▸ **Problem statement**
Every line below should be repeated exactly.

▸ **Dataset excerpts**
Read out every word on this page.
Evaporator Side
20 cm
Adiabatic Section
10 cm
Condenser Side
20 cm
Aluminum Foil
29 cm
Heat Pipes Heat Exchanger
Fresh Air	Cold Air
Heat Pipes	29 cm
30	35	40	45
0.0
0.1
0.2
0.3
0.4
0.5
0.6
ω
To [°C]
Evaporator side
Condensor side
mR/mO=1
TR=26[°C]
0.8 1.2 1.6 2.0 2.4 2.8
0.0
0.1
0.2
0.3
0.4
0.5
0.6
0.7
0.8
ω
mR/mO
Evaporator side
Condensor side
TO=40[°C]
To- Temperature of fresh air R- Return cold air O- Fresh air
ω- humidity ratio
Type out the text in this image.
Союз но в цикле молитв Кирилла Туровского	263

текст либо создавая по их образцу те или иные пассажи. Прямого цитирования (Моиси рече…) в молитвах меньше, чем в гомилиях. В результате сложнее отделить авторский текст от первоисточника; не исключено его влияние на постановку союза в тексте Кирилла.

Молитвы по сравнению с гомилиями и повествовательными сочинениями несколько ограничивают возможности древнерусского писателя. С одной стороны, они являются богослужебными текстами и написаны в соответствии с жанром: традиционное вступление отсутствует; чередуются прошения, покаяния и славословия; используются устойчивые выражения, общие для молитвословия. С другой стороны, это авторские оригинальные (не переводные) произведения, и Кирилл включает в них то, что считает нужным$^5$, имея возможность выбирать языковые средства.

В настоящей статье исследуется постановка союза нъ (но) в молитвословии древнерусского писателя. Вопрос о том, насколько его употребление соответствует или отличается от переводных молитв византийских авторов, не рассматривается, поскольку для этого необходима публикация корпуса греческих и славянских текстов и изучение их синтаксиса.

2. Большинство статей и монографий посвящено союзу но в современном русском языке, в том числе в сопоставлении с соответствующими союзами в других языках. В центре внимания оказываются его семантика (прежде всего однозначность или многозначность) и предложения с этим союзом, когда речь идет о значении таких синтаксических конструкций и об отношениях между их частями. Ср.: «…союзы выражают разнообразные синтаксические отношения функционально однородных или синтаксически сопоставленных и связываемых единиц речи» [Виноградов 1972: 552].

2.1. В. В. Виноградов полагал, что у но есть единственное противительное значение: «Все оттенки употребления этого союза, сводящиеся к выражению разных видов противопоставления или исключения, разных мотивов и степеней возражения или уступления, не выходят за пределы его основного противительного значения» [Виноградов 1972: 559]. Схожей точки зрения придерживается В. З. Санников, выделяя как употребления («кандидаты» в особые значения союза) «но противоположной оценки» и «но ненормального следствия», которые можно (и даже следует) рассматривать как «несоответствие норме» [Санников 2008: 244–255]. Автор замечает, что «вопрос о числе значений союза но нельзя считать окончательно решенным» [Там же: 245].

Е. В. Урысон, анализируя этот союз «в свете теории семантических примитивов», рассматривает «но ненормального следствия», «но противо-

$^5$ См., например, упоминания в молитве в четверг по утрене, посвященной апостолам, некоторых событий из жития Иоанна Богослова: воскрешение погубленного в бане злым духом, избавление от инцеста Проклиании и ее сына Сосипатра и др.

▸ **Completed exercise**
Read out every word on this page.
Evaporator Side
20 cm
Adiabatic Section
10 cm
Condenser Side
20 cm
Aluminum Foil
29 cm
Heat Pipes Heat Exchanger
Fresh Air	Cold Air
Heat Pipes	29 cm
30	35	40	45
0.0
0.1
0.2
0.3
0.4
0.5
0.6
ω
To [°C]
Evaporator side
Condensor side
mR/mO=1
TR=26[°C]
0.8 1.2 1.6 2.0 2.4 2.8
0.0
0.1
0.2
0.3
0.4
0.5
0.6
0.7
0.8
ω
mR/mO
Evaporator side
Condensor side
TO=40[°C]
To- Temperature of fresh air R- Return cold air O- Fresh air
ω- humidity ratio
Type out the text in this image.
Союз но в цикле молитв Кирилла Туровского	263

текст либо создавая по их образцу те или иные пассажи. Прямого цитирования (Моиси рече…) в молитвах меньше, чем в гомилиях. В результате сложнее отделить авторский текст от первоисточника; не исключено его влияние на постановку союза в тексте Кирилла.

Молитвы по сравнению с гомилиями и повествовательными сочинениями несколько ограничивают возможности древнерусского писателя. С одной стороны, они являются богослужебными текстами и написаны в соответствии с жанром: традиционное вступление отсутствует; чередуются прошения, покаяния и славословия; используются устойчивые выражения, общие для молитвословия. С другой стороны, это авторские оригинальные (не переводные) произведения, и Кирилл включает в них то, что считает нужным$^5$, имея возможность выбирать языковые средства.

В настоящей статье исследуется постановка союза нъ (но) в молитвословии древнерусского писателя. Вопрос о том, насколько его употребление соответствует или отличается от переводных молитв византийских авторов, не рассматривается, поскольку для этого необходима публикация корпуса греческих и славянских текстов и изучение их синтаксиса.

2. Большинство статей и монографий посвящено союзу но в современном русском языке, в том числе в сопоставлении с соответствующими союзами в других языках. В центре внимания оказываются его семантика (прежде всего однозначность или многозначность) и предложения с этим союзом, когда речь идет о значении таких синтаксических конструкций и об отношениях между их частями. Ср.: «…союзы выражают разнообразные синтаксические отношения функционально однородных или синтаксически сопоставленных и связываемых единиц речи» [Виноградов 1972: 552].

2.1. В. В. Виноградов полагал, что у но есть единственное противительное значение: «Все оттенки употребления этого союза, сводящиеся к выражению разных видов противопоставления или исключения, разных мотивов и степеней возражения или уступления, не выходят за пределы его основного противительного значения» [Виноградов 1972: 559]. Схожей точки зрения придерживается В. З. Санников, выделяя как употребления («кандидаты» в особые значения союза) «но противоположной оценки» и «но ненормального следствия», которые можно (и даже следует) рассматривать как «несоответствие норме» [Санников 2008: 244–255]. Автор замечает, что «вопрос о числе значений союза но нельзя считать окончательно решенным» [Там же: 245].

Е. В. Урысон, анализируя этот союз «в свете теории семантических примитивов», рассматривает «но ненормального следствия», «но противо-

$^5$ См., например, упоминания в молитве в четверг по утрене, посвященной апостолам, некоторых событий из жития Иоанна Богослова: воскрешение погубленного в бане злым духом, избавление от инцеста Проклиании и ее сына Сосипатра и др.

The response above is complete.